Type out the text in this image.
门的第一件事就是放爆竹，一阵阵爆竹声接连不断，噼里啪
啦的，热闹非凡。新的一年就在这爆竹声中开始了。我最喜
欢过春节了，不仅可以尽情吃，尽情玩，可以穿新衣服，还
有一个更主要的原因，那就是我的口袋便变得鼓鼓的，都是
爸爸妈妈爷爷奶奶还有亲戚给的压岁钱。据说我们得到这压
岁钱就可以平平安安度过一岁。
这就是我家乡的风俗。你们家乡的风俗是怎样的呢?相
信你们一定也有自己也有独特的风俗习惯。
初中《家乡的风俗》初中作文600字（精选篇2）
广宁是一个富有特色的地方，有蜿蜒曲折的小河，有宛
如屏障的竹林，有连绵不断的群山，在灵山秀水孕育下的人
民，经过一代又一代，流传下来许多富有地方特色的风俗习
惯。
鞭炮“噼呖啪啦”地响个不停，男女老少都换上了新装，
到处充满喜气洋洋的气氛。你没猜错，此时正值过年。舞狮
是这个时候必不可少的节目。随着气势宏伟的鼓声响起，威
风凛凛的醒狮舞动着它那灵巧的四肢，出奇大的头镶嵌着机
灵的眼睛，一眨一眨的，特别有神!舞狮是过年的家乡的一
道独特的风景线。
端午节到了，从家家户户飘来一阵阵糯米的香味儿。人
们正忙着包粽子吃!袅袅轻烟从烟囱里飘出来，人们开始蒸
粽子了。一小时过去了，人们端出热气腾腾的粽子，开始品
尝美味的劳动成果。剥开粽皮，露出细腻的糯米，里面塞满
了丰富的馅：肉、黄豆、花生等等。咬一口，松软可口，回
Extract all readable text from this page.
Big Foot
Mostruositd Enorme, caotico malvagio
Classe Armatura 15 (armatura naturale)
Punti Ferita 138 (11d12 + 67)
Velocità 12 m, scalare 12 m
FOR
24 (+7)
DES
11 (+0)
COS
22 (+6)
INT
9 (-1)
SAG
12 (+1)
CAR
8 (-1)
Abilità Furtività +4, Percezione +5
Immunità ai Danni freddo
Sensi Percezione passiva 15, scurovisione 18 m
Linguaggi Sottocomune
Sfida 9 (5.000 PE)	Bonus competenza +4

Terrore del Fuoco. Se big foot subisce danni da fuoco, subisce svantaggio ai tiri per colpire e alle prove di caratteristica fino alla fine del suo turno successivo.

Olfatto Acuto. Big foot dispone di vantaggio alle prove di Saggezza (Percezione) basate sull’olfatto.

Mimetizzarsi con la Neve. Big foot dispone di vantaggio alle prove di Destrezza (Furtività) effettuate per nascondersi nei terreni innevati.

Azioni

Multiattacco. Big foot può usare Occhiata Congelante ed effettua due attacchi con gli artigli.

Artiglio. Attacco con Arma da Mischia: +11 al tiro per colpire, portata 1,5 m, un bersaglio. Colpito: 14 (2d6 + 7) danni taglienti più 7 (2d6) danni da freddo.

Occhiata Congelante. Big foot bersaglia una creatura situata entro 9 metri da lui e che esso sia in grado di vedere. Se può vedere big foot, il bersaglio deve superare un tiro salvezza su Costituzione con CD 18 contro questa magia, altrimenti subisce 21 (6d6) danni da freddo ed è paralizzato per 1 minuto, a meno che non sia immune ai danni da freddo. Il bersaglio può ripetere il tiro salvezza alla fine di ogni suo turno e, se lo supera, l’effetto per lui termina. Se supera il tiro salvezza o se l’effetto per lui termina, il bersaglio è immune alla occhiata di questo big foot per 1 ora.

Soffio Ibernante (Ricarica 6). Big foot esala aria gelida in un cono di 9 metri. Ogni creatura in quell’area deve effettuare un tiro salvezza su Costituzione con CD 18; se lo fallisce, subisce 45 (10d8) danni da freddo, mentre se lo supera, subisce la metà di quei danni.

■ ■ ■

→ WHAT IS ASKED
In the entries above, find each line with the word "Congelante" and show it.

→ RESULT OF THE TASK
Multiattacco. Big foot può usare Occhiata Congelante ed effettua due attacchi con gli artigli.
Occhiata Congelante. Big foot bersaglia una creatura situata entro 9 metri da lui e che esso sia in grado di vedere. Se può vedere big foot, il bersaglio deve superare un tiro salvezza su Costituzione con CD 18 contro questa magia, altrimenti subisce 21 (6d6) danni da freddo ed è paralizzato per 1 minuto, a meno che non sia immune ai danni da freddo. Il bersaglio può ripetere il tiro salvezza alla fine di ogni suo turno e, se lo supera, l’effetto per lui termina. Se supera il tiro salvezza o se l’effetto per lui termina, il bersaglio è immune alla occhiata di questo big foot per 1 ora.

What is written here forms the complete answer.